[Rows from a figure dataset]

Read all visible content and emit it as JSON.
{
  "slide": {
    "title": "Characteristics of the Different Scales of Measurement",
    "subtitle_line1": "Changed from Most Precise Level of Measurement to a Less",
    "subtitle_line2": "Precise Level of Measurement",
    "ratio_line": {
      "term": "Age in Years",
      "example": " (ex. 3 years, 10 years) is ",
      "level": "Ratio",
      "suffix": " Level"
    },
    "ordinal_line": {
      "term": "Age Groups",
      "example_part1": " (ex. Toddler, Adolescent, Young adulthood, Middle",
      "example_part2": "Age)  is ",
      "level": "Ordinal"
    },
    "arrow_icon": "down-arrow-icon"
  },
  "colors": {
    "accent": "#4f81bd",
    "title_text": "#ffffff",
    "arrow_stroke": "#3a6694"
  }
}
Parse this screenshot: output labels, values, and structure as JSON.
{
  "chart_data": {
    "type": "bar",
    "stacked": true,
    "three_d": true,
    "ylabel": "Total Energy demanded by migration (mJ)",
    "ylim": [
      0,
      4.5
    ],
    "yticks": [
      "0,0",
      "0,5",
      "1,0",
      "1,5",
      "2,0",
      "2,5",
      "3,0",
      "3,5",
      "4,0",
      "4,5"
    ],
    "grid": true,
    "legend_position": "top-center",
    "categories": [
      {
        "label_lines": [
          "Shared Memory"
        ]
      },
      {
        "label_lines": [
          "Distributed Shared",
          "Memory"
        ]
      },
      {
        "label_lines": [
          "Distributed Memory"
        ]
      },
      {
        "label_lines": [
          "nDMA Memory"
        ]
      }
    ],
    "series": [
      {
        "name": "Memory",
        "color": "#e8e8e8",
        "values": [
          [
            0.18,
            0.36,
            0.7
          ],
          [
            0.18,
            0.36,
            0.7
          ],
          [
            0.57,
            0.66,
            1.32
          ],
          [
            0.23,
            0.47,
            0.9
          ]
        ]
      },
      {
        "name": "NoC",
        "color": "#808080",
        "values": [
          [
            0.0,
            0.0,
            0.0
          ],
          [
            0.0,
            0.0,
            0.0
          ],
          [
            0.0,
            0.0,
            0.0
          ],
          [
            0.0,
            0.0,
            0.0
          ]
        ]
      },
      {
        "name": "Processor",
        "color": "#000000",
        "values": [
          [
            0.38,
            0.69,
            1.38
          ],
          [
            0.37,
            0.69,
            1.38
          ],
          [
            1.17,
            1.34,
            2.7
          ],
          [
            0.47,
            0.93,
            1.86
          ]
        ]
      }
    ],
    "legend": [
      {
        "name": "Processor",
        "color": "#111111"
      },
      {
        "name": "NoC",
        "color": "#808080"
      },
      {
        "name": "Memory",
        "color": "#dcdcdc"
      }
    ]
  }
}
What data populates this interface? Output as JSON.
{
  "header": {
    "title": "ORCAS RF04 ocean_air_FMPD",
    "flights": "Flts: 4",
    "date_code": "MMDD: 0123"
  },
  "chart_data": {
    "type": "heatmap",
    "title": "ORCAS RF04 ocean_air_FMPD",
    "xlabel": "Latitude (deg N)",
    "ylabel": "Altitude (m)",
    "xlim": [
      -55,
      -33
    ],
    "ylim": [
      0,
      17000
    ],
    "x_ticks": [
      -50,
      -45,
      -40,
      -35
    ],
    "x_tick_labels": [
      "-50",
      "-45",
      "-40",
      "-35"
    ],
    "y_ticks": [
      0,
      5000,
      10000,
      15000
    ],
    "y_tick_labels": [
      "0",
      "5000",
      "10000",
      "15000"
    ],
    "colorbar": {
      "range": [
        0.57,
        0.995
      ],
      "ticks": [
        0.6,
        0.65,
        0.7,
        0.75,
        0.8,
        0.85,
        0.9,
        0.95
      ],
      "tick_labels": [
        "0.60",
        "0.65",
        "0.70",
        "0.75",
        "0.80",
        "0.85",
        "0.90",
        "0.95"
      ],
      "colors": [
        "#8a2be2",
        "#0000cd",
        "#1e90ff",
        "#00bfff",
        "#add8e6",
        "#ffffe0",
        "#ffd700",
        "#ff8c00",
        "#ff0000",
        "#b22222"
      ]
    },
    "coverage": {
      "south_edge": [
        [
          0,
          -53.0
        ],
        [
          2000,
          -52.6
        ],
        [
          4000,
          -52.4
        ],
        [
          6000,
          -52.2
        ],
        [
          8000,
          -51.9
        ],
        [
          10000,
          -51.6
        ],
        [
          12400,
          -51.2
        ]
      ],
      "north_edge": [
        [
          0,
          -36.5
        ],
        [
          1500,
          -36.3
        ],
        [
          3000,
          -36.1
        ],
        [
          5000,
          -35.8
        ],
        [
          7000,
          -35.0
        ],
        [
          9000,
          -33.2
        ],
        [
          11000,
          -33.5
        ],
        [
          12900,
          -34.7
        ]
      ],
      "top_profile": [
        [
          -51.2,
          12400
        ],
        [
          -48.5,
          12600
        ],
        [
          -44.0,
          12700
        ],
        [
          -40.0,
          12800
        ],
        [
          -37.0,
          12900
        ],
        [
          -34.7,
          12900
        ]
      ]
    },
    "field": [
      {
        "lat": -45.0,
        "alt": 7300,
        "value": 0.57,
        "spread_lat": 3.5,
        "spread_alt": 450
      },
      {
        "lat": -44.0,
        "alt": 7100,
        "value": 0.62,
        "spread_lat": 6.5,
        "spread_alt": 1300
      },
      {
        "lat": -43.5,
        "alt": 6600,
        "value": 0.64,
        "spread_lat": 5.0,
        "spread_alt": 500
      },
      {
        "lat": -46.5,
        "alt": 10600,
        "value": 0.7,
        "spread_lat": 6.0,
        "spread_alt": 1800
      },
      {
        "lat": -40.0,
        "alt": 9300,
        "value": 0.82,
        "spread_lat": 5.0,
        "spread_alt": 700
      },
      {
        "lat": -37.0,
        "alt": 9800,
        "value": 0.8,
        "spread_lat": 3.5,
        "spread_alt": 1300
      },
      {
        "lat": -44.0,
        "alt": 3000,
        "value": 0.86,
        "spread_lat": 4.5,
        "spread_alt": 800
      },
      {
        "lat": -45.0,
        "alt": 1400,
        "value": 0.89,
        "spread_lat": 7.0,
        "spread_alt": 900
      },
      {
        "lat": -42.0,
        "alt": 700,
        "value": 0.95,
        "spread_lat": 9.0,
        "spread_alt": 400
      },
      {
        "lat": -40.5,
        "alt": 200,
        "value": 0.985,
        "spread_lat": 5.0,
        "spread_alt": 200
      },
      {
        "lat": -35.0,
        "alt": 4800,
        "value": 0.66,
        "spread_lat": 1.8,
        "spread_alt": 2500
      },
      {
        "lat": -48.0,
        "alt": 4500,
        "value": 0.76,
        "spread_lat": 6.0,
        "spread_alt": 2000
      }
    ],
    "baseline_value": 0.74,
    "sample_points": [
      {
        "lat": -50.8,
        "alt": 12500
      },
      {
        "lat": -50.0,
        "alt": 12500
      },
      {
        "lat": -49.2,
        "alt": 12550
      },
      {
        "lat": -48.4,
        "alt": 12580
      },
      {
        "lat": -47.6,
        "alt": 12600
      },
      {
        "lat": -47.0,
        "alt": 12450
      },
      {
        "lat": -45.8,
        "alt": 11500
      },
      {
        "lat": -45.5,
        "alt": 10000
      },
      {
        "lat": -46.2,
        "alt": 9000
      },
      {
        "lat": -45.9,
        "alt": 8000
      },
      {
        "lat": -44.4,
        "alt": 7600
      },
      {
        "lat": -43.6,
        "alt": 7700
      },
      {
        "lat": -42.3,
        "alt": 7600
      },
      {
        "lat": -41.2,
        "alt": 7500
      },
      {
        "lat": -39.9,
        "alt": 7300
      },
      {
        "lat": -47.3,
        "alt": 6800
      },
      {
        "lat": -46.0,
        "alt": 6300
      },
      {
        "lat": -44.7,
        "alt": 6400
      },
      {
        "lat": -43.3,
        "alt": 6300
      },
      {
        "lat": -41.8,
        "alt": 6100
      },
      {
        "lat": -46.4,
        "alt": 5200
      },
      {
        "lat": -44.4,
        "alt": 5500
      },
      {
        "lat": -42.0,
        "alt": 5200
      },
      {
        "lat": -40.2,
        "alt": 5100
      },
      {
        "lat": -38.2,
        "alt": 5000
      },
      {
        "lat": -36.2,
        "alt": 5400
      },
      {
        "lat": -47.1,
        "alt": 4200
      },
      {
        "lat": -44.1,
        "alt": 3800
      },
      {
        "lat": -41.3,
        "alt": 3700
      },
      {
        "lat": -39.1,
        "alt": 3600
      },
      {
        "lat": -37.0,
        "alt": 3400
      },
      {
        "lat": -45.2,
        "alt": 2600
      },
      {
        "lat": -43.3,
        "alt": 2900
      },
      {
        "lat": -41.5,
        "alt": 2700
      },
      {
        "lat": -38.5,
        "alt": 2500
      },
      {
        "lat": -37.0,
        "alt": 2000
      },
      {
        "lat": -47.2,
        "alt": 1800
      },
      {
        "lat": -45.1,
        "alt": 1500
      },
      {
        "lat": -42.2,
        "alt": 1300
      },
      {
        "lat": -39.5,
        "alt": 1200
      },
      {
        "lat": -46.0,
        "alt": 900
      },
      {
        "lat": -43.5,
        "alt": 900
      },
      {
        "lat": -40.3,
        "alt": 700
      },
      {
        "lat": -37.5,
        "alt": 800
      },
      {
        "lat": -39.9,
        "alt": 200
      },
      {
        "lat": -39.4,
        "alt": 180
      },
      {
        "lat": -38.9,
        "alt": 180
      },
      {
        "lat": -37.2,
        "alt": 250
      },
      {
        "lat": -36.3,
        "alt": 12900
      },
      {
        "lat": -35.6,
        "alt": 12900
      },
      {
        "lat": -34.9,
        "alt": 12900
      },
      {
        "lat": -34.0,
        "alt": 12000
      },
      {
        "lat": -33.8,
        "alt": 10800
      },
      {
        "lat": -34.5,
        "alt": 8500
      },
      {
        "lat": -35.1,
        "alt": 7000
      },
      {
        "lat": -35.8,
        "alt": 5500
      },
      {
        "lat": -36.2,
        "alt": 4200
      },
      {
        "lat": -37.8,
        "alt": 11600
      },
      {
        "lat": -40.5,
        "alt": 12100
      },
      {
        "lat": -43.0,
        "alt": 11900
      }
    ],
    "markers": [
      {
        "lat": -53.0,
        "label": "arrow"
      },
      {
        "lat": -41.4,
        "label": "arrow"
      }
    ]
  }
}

What is asked => Tell how many lines hold the string "Distributed", giving the number and nothing else.

Task response => 2